## Start

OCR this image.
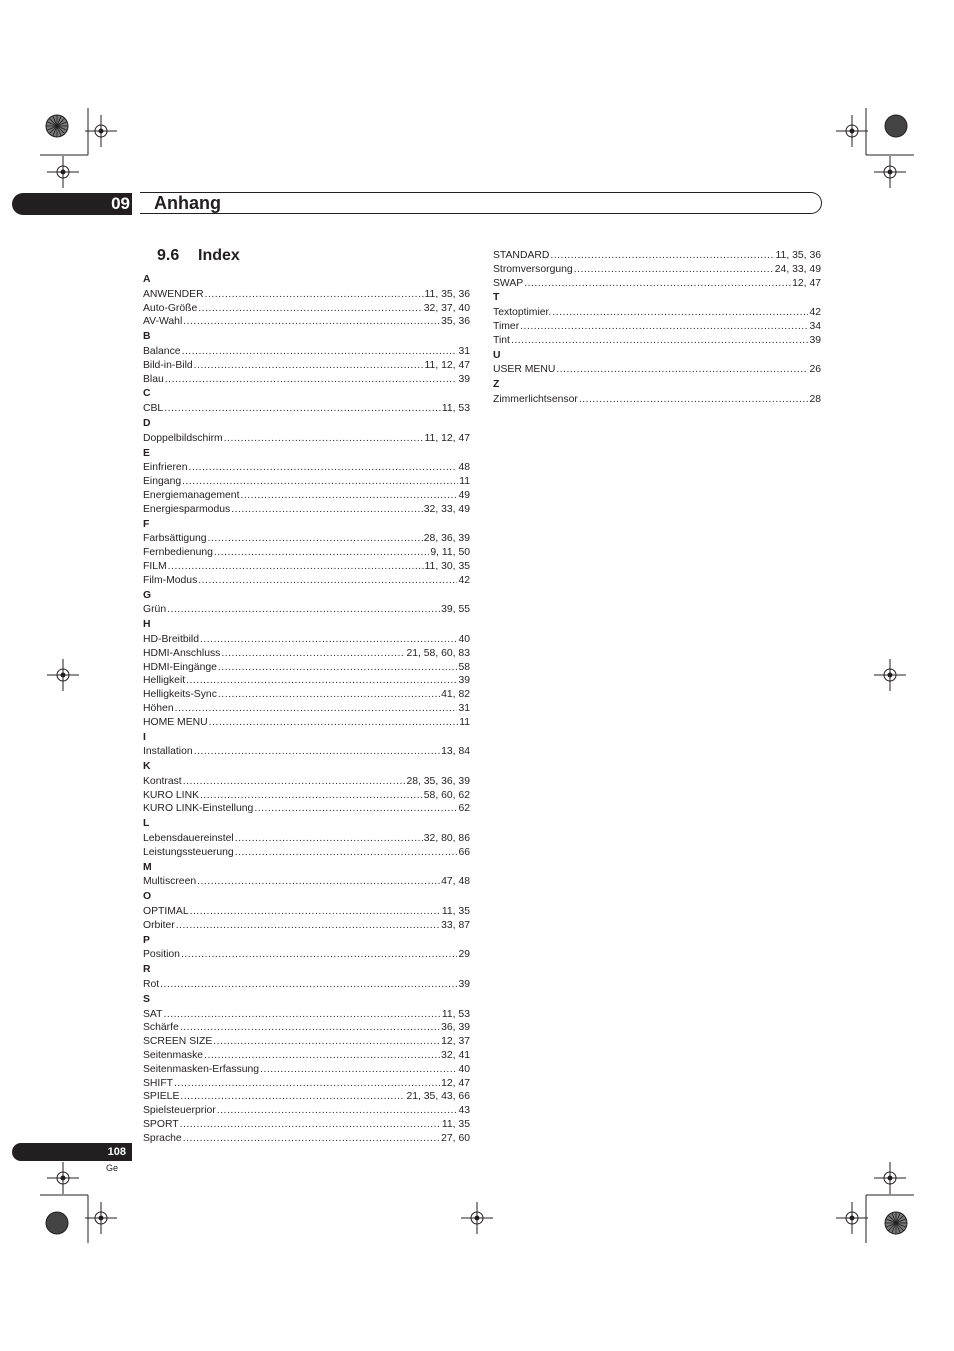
09 Anhang
9.6 Index
A
ANWENDER .....	11, 35, 36
Auto-Größe .....	32, 37, 40
AV-Wahl .....	35, 36
B
Balance .....	31
Bild-in-Bild .....	11, 12, 47
Blau .....	39
C
CBL .....	11, 53
D
Doppelbildschirm .....	11, 12, 47
E
Einfrieren .....	48
Eingang .....	11
Energiemanagement .....	49
Energiesparmodus .....	32, 33, 49
F
Farbsättigung .....	28, 36, 39
Fernbedienung .....	9, 11, 50
FILM .....	11, 30, 35
Film-Modus .....	42
G
Grün .....	39, 55
H
HD-Breitbild .....	40
HDMI-Anschluss .....	21, 58, 60, 83
HDMI-Eingänge .....	58
Helligkeit .....	39
Helligkeits-Sync .....	41, 82
Höhen .....	31
HOME MENU .....	11
I
Installation .....	13, 84
K
Kontrast .....	28, 35, 36, 39
KURO LINK .....	58, 60, 62
KURO LINK-Einstellung .....	62
L
Lebensdauereinstel .....	32, 80, 86
Leistungssteuerung .....	66
M
Multiscreen .....	47, 48
O
OPTIMAL .....	11, 35
Orbiter .....	33, 87
P
Position .....	29
R
Rot .....	39
S
SAT .....	11, 53
Schärfe .....	36, 39
SCREEN SIZE .....	12, 37
Seitenmaske .....	32, 41
Seitenmasken-Erfassung .....	40
SHIFT .....	12, 47
SPIELE .....	21, 35, 43, 66
Spielsteuerprior .....	43
SPORT .....	11, 35
Sprache .....	27, 60
STANDARD .....	11, 35, 36
Stromversorgung .....	24, 33, 49
SWAP .....	12, 47
T
Textoptimier. .....	42
Timer .....	34
Tint .....	39
U
USER MENU .....	26
Z
Zimmerlichtsensor .....	28
108
Ge
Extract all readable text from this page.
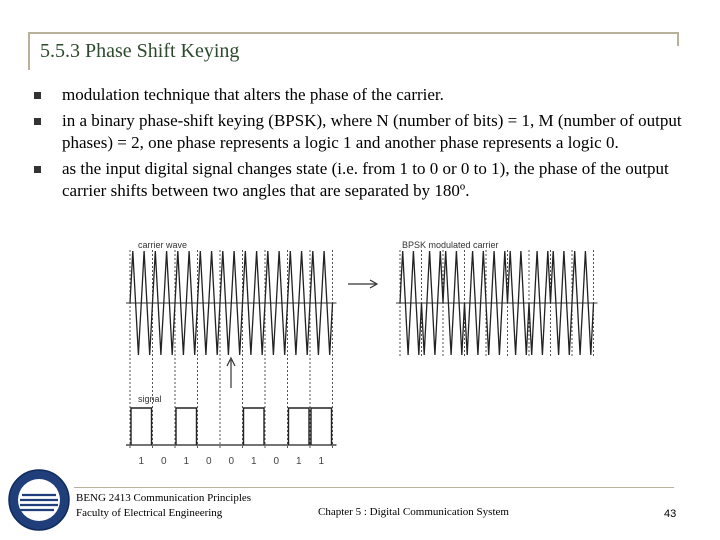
5.5.3 Phase Shift Keying
modulation technique that alters the phase of the carrier.
in a binary phase-shift keying (BPSK), where N (number of bits) = 1, M (number of output phases) = 2, one phase represents a logic 1 and another phase represents a logic 0.
as the input digital signal changes state (i.e. from 1 to 0 or 0 to 1), the phase of the output carrier shifts between two angles that are separated by 180º.
carrier wave	BPSK modulated carrier
signal
1 0 1 0 0 1 0 1 1
BENG 2413 Communication Principles
Faculty of Electrical Engineering	Chapter 5 : Digital Communication System	43
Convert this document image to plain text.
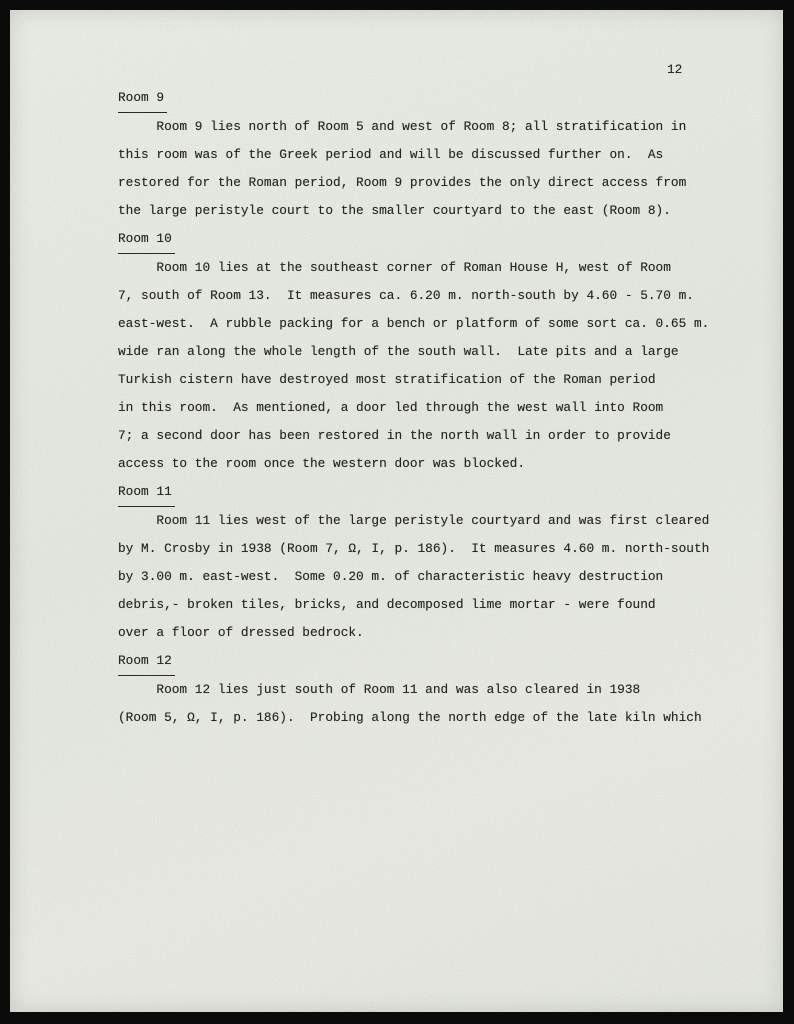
12
Room 9
Room 9 lies north of Room 5 and west of Room 8; all stratification in
this room was of the Greek period and will be discussed further on.  As
restored for the Roman period, Room 9 provides the only direct access from
the large peristyle court to the smaller courtyard to the east (Room 8).
Room 10
Room 10 lies at the southeast corner of Roman House H, west of Room
7, south of Room 13.  It measures ca. 6.20 m. north-south by 4.60 - 5.70 m.
east-west.  A rubble packing for a bench or platform of some sort ca. 0.65 m.
wide ran along the whole length of the south wall.  Late pits and a large
Turkish cistern have destroyed most stratification of the Roman period
in this room.  As mentioned, a door led through the west wall into Room
7; a second door has been restored in the north wall in order to provide
access to the room once the western door was blocked.
Room 11
Room 11 lies west of the large peristyle courtyard and was first cleared
by M. Crosby in 1938 (Room 7, Ω, I, p. 186).  It measures 4.60 m. north-south
by 3.00 m. east-west.  Some 0.20 m. of characteristic heavy destruction
debris,- broken tiles, bricks, and decomposed lime mortar - were found
over a floor of dressed bedrock.
Room 12
Room 12 lies just south of Room 11 and was also cleared in 1938
(Room 5, Ω, I, p. 186).  Probing along the north edge of the late kiln which
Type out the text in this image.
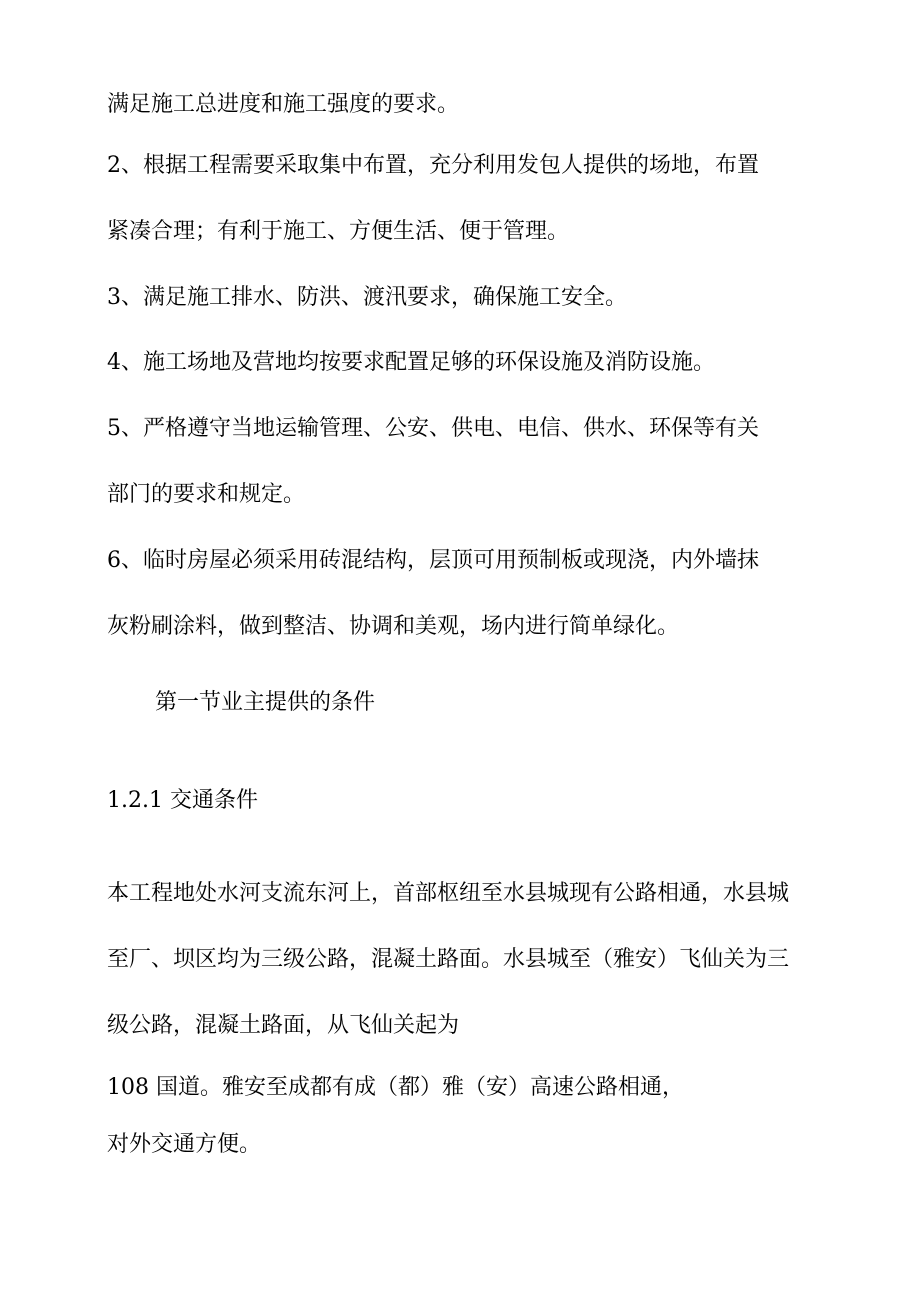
满足施工总进度和施工强度的要求。

2、根据工程需要采取集中布置，充分利用发包人提供的场地，布置

紧凑合理；有利于施工、方便生活、便于管理。

3、满足施工排水、防洪、渡汛要求，确保施工安全。

4、施工场地及营地均按要求配置足够的环保设施及消防设施。

5、严格遵守当地运输管理、公安、供电、电信、供水、环保等有关

部门的要求和规定。

6、临时房屋必须采用砖混结构，层顶可用预制板或现浇，内外墙抹

灰粉刷涂料，做到整洁、协调和美观，场内进行简单绿化。

第一节业主提供的条件
1.2.1 交通条件

本工程地处水河支流东河上，首部枢纽至水县城现有公路相通，水县城

至厂、坝区均为三级公路，混凝土路面。水县城至（雅安）飞仙关为三

级公路，混凝土路面，从飞仙关起为

108 国道。雅安至成都有成（都）雅（安）高速公路相通，

对外交通方便。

## End

# [REQUIRED WORK]
Leave out every picture and copy the rest of the records exactly.

# [CORRECT ANSWER]
OCR this image.
09 Anhang
9.6 Index
A
ANWENDER .....	11, 35, 36
Auto-Größe .....	32, 37, 40
AV-Wahl .....	35, 36
B
Balance .....	31
Bild-in-Bild .....	11, 12, 47
Blau .....	39
C
CBL .....	11, 53
D
Doppelbildschirm .....	11, 12, 47
E
Einfrieren .....	48
Eingang .....	11
Energiemanagement .....	49
Energiesparmodus .....	32, 33, 49
F
Farbsättigung .....	28, 36, 39
Fernbedienung .....	9, 11, 50
FILM .....	11, 30, 35
Film-Modus .....	42
G
Grün .....	39, 55
H
HD-Breitbild .....	40
HDMI-Anschluss .....	21, 58, 60, 83
HDMI-Eingänge .....	58
Helligkeit .....	39
Helligkeits-Sync .....	41, 82
Höhen .....	31
HOME MENU .....	11
I
Installation .....	13, 84
K
Kontrast .....	28, 35, 36, 39
KURO LINK .....	58, 60, 62
KURO LINK-Einstellung .....	62
L
Lebensdauereinstel .....	32, 80, 86
Leistungssteuerung .....	66
M
Multiscreen .....	47, 48
O
OPTIMAL .....	11, 35
Orbiter .....	33, 87
P
Position .....	29
R
Rot .....	39
S
SAT .....	11, 53
Schärfe .....	36, 39
SCREEN SIZE .....	12, 37
Seitenmaske .....	32, 41
Seitenmasken-Erfassung .....	40
SHIFT .....	12, 47
SPIELE .....	21, 35, 43, 66
Spielsteuerprior .....	43
SPORT .....	11, 35
Sprache .....	27, 60
STANDARD .....	11, 35, 36
Stromversorgung .....	24, 33, 49
SWAP .....	12, 47
T
Textoptimier. .....	42
Timer .....	34
Tint .....	39
U
USER MENU .....	26
Z
Zimmerlichtsensor .....	28
108
Ge
Extract all readable text from this page.
5.5.3 Phase Shift Keying
modulation technique that alters the phase of the carrier.
in a binary phase-shift keying (BPSK), where N (number of bits) = 1, M (number of output phases) = 2, one phase represents a logic 1 and another phase represents a logic 0.
as the input digital signal changes state (i.e. from 1 to 0 or 0 to 1), the phase of the output carrier shifts between two angles that are separated by 180º.
carrier wave	BPSK modulated carrier
signal
1 0 1 0 0 1 0 1 1
BENG 2413 Communication Principles
Faculty of Electrical Engineering	Chapter 5 : Digital Communication System	43
Convert this document image to plain text.
12
Room 9
Room 9 lies north of Room 5 and west of Room 8; all stratification in
this room was of the Greek period and will be discussed further on.  As
restored for the Roman period, Room 9 provides the only direct access from
the large peristyle court to the smaller courtyard to the east (Room 8).
Room 10
Room 10 lies at the southeast corner of Roman House H, west of Room
7, south of Room 13.  It measures ca. 6.20 m. north-south by 4.60 - 5.70 m.
east-west.  A rubble packing for a bench or platform of some sort ca. 0.65 m.
wide ran along the whole length of the south wall.  Late pits and a large
Turkish cistern have destroyed most stratification of the Roman period
in this room.  As mentioned, a door led through the west wall into Room
7; a second door has been restored in the north wall in order to provide
access to the room once the western door was blocked.
Room 11
Room 11 lies west of the large peristyle courtyard and was first cleared
by M. Crosby in 1938 (Room 7, Ω, I, p. 186).  It measures 4.60 m. north-south
by 3.00 m. east-west.  Some 0.20 m. of characteristic heavy destruction
debris,- broken tiles, bricks, and decomposed lime mortar - were found
over a floor of dressed bedrock.
Room 12
Room 12 lies just south of Room 11 and was also cleared in 1938
(Room 5, Ω, I, p. 186).  Probing along the north edge of the late kiln which
Type out the text in this image.
满足施工总进度和施工强度的要求。

2、根据工程需要采取集中布置，充分利用发包人提供的场地，布置

紧凑合理；有利于施工、方便生活、便于管理。

3、满足施工排水、防洪、渡汛要求，确保施工安全。

4、施工场地及营地均按要求配置足够的环保设施及消防设施。

5、严格遵守当地运输管理、公安、供电、电信、供水、环保等有关

部门的要求和规定。

6、临时房屋必须采用砖混结构，层顶可用预制板或现浇，内外墙抹

灰粉刷涂料，做到整洁、协调和美观，场内进行简单绿化。

第一节业主提供的条件
1.2.1 交通条件

本工程地处水河支流东河上，首部枢纽至水县城现有公路相通，水县城

至厂、坝区均为三级公路，混凝土路面。水县城至（雅安）飞仙关为三

级公路，混凝土路面，从飞仙关起为

108 国道。雅安至成都有成（都）雅（安）高速公路相通，

对外交通方便。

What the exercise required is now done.